◆ **DESCRIPTION OF THE TASK**
All records should be reproduced verbatim.

◆ **Dataset items**
☆ ☆ ☆

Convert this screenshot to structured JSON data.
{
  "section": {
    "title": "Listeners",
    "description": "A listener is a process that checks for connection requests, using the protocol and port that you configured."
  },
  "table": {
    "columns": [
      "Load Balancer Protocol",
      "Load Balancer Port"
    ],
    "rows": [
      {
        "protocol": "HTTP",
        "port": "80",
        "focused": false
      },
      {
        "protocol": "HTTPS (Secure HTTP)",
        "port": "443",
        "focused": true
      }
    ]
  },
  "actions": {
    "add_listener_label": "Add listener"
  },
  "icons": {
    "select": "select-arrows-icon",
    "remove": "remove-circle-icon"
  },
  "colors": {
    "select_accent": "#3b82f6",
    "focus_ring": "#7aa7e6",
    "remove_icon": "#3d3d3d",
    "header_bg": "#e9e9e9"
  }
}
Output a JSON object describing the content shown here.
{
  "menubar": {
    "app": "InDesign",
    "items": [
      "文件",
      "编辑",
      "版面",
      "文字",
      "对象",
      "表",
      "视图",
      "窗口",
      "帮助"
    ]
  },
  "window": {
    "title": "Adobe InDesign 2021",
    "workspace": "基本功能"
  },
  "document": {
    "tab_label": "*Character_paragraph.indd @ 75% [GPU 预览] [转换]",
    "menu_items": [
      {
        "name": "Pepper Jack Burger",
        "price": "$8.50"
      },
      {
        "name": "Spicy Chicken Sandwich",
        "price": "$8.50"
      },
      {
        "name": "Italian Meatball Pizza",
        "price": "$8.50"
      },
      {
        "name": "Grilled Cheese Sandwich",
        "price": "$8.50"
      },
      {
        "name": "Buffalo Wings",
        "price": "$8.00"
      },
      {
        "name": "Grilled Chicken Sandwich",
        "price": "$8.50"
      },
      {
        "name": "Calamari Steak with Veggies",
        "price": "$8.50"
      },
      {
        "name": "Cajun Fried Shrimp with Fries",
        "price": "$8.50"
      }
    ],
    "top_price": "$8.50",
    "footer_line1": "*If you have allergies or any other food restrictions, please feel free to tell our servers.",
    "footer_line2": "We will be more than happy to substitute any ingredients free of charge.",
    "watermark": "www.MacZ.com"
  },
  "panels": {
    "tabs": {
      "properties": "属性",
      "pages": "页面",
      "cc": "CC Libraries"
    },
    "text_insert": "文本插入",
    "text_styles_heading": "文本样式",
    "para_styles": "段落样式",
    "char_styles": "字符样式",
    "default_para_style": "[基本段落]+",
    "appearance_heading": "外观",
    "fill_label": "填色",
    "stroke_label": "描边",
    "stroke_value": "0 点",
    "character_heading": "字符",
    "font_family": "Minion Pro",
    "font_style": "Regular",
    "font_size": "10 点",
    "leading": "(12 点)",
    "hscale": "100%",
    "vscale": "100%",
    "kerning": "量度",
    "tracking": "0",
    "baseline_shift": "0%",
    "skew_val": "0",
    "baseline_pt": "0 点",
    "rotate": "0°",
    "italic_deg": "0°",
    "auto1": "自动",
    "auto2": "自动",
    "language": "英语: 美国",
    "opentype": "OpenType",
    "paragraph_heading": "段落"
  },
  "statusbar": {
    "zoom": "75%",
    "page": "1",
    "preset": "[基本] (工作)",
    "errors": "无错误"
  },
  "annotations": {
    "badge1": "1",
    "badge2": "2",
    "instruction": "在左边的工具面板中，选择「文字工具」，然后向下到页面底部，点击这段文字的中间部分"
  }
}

☆ ☆ ☆

◆ **SOLUTION TO THE PROBLEM**
Convert this screenshot to structured JSON data.
{
  "section": {
    "title": "Listeners",
    "description": "A listener is a process that checks for connection requests, using the protocol and port that you configured."
  },
  "table": {
    "columns": [
      "Load Balancer Protocol",
      "Load Balancer Port"
    ],
    "rows": [
      {
        "protocol": "HTTP",
        "port": "80",
        "focused": false
      },
      {
        "protocol": "HTTPS (Secure HTTP)",
        "port": "443",
        "focused": true
      }
    ]
  },
  "actions": {
    "add_listener_label": "Add listener"
  },
  "icons": {
    "select": "select-arrows-icon",
    "remove": "remove-circle-icon"
  },
  "colors": {
    "select_accent": "#3b82f6",
    "focus_ring": "#7aa7e6",
    "remove_icon": "#3d3d3d",
    "header_bg": "#e9e9e9"
  }
}
Output a JSON object describing the content shown here.
{
  "menubar": {
    "app": "InDesign",
    "items": [
      "文件",
      "编辑",
      "版面",
      "文字",
      "对象",
      "表",
      "视图",
      "窗口",
      "帮助"
    ]
  },
  "window": {
    "title": "Adobe InDesign 2021",
    "workspace": "基本功能"
  },
  "document": {
    "tab_label": "*Character_paragraph.indd @ 75% [GPU 预览] [转换]",
    "menu_items": [
      {
        "name": "Pepper Jack Burger",
        "price": "$8.50"
      },
      {
        "name": "Spicy Chicken Sandwich",
        "price": "$8.50"
      },
      {
        "name": "Italian Meatball Pizza",
        "price": "$8.50"
      },
      {
        "name": "Grilled Cheese Sandwich",
        "price": "$8.50"
      },
      {
        "name": "Buffalo Wings",
        "price": "$8.00"
      },
      {
        "name": "Grilled Chicken Sandwich",
        "price": "$8.50"
      },
      {
        "name": "Calamari Steak with Veggies",
        "price": "$8.50"
      },
      {
        "name": "Cajun Fried Shrimp with Fries",
        "price": "$8.50"
      }
    ],
    "top_price": "$8.50",
    "footer_line1": "*If you have allergies or any other food restrictions, please feel free to tell our servers.",
    "footer_line2": "We will be more than happy to substitute any ingredients free of charge.",
    "watermark": "www.MacZ.com"
  },
  "panels": {
    "tabs": {
      "properties": "属性",
      "pages": "页面",
      "cc": "CC Libraries"
    },
    "text_insert": "文本插入",
    "text_styles_heading": "文本样式",
    "para_styles": "段落样式",
    "char_styles": "字符样式",
    "default_para_style": "[基本段落]+",
    "appearance_heading": "外观",
    "fill_label": "填色",
    "stroke_label": "描边",
    "stroke_value": "0 点",
    "character_heading": "字符",
    "font_family": "Minion Pro",
    "font_style": "Regular",
    "font_size": "10 点",
    "leading": "(12 点)",
    "hscale": "100%",
    "vscale": "100%",
    "kerning": "量度",
    "tracking": "0",
    "baseline_shift": "0%",
    "skew_val": "0",
    "baseline_pt": "0 点",
    "rotate": "0°",
    "italic_deg": "0°",
    "auto1": "自动",
    "auto2": "自动",
    "language": "英语: 美国",
    "opentype": "OpenType",
    "paragraph_heading": "段落"
  },
  "statusbar": {
    "zoom": "75%",
    "page": "1",
    "preset": "[基本] (工作)",
    "errors": "无错误"
  },
  "annotations": {
    "badge1": "1",
    "badge2": "2",
    "instruction": "在左边的工具面板中，选择「文字工具」，然后向下到页面底部，点击这段文字的中间部分"
  }
}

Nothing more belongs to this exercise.